Healthy Skepticism Library item: 15558
Warning: This library includes all items relevant to health product marketing that we are aware of regardless of quality. Often we do not agree with all or part of the contents.
 
Publication type: news
Weiss-Tisman H.
Judge upholds ban on drug data mining
Brattleto Reformer 2009 Apr 29
http://www.reformer.com/ci_12251692
Full text:
A judge’s ruling last week that upholds a 2007 law banning drug companies from data mining could help lawmakers who are trying to pass a new law this session that would prevent the companies from giving any gifts to Vermont doctors.
U.S. District Judge J. Garvan Murtha last week ruled against the pharmaceutical industry, which challenged the law that prevents data mining companies from gathering prescription information from physicians.
The drug companies argued that the prescription information is used to improve health care and reduce costs and they said the law was a violation of the First Amendment guarantee of free speech.

▶ TASK INSTRUCTIONS
a. Return the stretch of the article on the drug data mining ruling from "Healthy Skepticism Library" through "to Vermont doctors.", copied word for word.
b. List every field label that ends with a colon in the header portion of the article on the drug data mining ruling, before the article body begins.
The records have no connection to the article on the drug data mining ruling.

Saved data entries
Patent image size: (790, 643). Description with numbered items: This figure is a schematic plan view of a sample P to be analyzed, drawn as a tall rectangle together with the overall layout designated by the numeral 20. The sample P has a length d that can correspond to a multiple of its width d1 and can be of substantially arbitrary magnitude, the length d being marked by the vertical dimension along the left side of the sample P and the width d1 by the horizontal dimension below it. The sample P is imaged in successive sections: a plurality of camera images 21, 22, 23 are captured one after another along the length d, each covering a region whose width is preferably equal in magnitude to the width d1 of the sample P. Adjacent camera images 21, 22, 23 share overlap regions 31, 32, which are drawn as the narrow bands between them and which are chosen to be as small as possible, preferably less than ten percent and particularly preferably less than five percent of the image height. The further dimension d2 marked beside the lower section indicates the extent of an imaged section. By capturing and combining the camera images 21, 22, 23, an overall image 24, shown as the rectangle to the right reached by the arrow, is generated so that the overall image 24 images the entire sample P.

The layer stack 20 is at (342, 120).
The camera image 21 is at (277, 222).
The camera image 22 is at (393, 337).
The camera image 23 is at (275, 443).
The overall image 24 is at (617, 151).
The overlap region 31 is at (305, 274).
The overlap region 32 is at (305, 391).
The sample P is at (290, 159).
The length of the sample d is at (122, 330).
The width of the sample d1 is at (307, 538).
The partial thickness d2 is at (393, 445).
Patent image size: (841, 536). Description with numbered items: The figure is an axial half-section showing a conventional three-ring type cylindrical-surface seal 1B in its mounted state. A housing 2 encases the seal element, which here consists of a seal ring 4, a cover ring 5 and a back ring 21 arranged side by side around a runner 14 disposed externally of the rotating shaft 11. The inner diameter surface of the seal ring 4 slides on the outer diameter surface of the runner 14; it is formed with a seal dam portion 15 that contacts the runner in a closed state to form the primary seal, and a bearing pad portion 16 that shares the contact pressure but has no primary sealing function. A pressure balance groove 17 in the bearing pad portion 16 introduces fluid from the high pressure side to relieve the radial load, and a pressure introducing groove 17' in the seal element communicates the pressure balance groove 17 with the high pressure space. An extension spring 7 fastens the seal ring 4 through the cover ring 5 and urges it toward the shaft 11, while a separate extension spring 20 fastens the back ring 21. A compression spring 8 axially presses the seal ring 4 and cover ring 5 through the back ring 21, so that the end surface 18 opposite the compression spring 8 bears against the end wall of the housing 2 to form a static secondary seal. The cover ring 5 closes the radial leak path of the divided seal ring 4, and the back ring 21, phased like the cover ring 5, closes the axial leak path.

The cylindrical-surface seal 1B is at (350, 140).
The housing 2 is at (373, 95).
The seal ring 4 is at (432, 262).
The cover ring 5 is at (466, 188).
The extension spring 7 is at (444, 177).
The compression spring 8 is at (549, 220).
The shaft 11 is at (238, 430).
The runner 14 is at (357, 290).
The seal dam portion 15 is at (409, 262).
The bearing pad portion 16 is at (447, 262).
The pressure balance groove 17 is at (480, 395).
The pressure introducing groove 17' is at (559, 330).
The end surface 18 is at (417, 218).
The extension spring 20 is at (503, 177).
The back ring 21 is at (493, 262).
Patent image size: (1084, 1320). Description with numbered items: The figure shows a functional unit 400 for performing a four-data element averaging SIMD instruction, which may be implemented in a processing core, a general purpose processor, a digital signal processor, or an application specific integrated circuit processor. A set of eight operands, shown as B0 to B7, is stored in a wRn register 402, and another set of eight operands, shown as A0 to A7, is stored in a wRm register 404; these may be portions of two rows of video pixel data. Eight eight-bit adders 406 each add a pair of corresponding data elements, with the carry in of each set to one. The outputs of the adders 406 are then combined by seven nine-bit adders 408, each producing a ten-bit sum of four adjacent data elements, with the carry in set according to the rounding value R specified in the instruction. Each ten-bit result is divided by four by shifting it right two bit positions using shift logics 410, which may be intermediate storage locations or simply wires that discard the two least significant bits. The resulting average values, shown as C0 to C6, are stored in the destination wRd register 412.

▶ WRITTEN RESPONSES
a.
Healthy Skepticism Library item: 15558
Warning: This library includes all items relevant to health product marketing that we are aware of regardless of quality. Often we do not agree with all or part of the contents.
 
Publication type: news
Weiss-Tisman H.
Judge upholds ban on drug data mining
Brattleto Reformer 2009 Apr 29
http://www.reformer.com/ci_12251692
Full text:
A judge’s ruling last week that upholds a 2007 law banning drug companies from data mining could help lawmakers who are trying to pass a new law this session that would prevent the companies from giving any gifts to Vermont doctors.

b.
Healthy Skepticism Library item
Warning
Publication type
Full text